Print out every record exactly as it appears.

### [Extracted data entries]
____________________

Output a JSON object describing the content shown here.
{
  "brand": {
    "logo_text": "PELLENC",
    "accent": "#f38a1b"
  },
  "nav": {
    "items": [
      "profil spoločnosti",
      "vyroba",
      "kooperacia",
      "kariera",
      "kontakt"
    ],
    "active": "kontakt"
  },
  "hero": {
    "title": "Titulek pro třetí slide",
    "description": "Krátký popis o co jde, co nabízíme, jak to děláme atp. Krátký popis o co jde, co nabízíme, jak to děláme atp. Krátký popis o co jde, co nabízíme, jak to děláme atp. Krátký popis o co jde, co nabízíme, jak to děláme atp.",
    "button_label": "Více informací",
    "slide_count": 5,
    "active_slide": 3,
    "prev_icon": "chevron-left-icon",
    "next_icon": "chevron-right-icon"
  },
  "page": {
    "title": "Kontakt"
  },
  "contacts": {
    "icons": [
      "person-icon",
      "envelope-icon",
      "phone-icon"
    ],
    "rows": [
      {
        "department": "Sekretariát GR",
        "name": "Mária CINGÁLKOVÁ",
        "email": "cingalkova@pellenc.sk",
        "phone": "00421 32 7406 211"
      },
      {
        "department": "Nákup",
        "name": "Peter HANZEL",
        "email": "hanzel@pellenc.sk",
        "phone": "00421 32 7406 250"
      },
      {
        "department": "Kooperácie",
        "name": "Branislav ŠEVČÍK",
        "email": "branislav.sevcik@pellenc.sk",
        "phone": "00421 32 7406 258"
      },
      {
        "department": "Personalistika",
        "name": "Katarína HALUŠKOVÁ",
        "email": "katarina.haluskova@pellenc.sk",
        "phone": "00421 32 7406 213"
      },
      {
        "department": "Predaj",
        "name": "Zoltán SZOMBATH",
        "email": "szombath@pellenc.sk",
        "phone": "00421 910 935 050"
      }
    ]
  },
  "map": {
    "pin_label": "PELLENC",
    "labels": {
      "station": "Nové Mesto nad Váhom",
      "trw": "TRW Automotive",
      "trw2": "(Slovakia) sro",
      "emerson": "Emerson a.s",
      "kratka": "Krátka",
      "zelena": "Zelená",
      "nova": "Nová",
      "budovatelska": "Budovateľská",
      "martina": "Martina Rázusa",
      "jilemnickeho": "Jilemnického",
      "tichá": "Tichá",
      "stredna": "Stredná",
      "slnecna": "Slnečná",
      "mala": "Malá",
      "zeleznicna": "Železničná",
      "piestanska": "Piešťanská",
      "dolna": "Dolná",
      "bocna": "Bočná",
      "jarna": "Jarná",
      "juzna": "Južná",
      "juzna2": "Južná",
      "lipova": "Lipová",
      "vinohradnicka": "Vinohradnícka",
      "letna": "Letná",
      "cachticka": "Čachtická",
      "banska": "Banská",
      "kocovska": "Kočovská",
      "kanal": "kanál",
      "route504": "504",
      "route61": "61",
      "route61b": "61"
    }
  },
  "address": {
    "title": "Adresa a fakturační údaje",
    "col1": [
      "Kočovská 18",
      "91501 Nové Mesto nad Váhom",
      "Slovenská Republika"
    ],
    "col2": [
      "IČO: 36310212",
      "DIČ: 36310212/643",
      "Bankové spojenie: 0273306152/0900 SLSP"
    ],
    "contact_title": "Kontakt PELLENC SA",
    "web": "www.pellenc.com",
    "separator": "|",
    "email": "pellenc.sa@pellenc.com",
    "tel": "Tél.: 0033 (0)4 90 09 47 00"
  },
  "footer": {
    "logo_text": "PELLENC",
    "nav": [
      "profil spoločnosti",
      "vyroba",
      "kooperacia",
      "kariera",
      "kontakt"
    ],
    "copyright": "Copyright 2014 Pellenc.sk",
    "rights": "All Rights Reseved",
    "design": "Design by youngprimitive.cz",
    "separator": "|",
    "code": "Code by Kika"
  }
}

____________________

### [Written answer]
Output a JSON object describing the content shown here.
{
  "brand": {
    "logo_text": "PELLENC",
    "accent": "#f38a1b"
  },
  "nav": {
    "items": [
      "profil spoločnosti",
      "vyroba",
      "kooperacia",
      "kariera",
      "kontakt"
    ],
    "active": "kontakt"
  },
  "hero": {
    "title": "Titulek pro třetí slide",
    "description": "Krátký popis o co jde, co nabízíme, jak to děláme atp. Krátký popis o co jde, co nabízíme, jak to děláme atp. Krátký popis o co jde, co nabízíme, jak to děláme atp. Krátký popis o co jde, co nabízíme, jak to děláme atp.",
    "button_label": "Více informací",
    "slide_count": 5,
    "active_slide": 3,
    "prev_icon": "chevron-left-icon",
    "next_icon": "chevron-right-icon"
  },
  "page": {
    "title": "Kontakt"
  },
  "contacts": {
    "icons": [
      "person-icon",
      "envelope-icon",
      "phone-icon"
    ],
    "rows": [
      {
        "department": "Sekretariát GR",
        "name": "Mária CINGÁLKOVÁ",
        "email": "cingalkova@pellenc.sk",
        "phone": "00421 32 7406 211"
      },
      {
        "department": "Nákup",
        "name": "Peter HANZEL",
        "email": "hanzel@pellenc.sk",
        "phone": "00421 32 7406 250"
      },
      {
        "department": "Kooperácie",
        "name": "Branislav ŠEVČÍK",
        "email": "branislav.sevcik@pellenc.sk",
        "phone": "00421 32 7406 258"
      },
      {
        "department": "Personalistika",
        "name": "Katarína HALUŠKOVÁ",
        "email": "katarina.haluskova@pellenc.sk",
        "phone": "00421 32 7406 213"
      },
      {
        "department": "Predaj",
        "name": "Zoltán SZOMBATH",
        "email": "szombath@pellenc.sk",
        "phone": "00421 910 935 050"
      }
    ]
  },
  "map": {
    "pin_label": "PELLENC",
    "labels": {
      "station": "Nové Mesto nad Váhom",
      "trw": "TRW Automotive",
      "trw2": "(Slovakia) sro",
      "emerson": "Emerson a.s",
      "kratka": "Krátka",
      "zelena": "Zelená",
      "nova": "Nová",
      "budovatelska": "Budovateľská",
      "martina": "Martina Rázusa",
      "jilemnickeho": "Jilemnického",
      "tichá": "Tichá",
      "stredna": "Stredná",
      "slnecna": "Slnečná",
      "mala": "Malá",
      "zeleznicna": "Železničná",
      "piestanska": "Piešťanská",
      "dolna": "Dolná",
      "bocna": "Bočná",
      "jarna": "Jarná",
      "juzna": "Južná",
      "juzna2": "Južná",
      "lipova": "Lipová",
      "vinohradnicka": "Vinohradnícka",
      "letna": "Letná",
      "cachticka": "Čachtická",
      "banska": "Banská",
      "kocovska": "Kočovská",
      "kanal": "kanál",
      "route504": "504",
      "route61": "61",
      "route61b": "61"
    }
  },
  "address": {
    "title": "Adresa a fakturační údaje",
    "col1": [
      "Kočovská 18",
      "91501 Nové Mesto nad Váhom",
      "Slovenská Republika"
    ],
    "col2": [
      "IČO: 36310212",
      "DIČ: 36310212/643",
      "Bankové spojenie: 0273306152/0900 SLSP"
    ],
    "contact_title": "Kontakt PELLENC SA",
    "web": "www.pellenc.com",
    "separator": "|",
    "email": "pellenc.sa@pellenc.com",
    "tel": "Tél.: 0033 (0)4 90 09 47 00"
  },
  "footer": {
    "logo_text": "PELLENC",
    "nav": [
      "profil spoločnosti",
      "vyroba",
      "kooperacia",
      "kariera",
      "kontakt"
    ],
    "copyright": "Copyright 2014 Pellenc.sk",
    "rights": "All Rights Reseved",
    "design": "Design by youngprimitive.cz",
    "separator": "|",
    "code": "Code by Kika"
  }
}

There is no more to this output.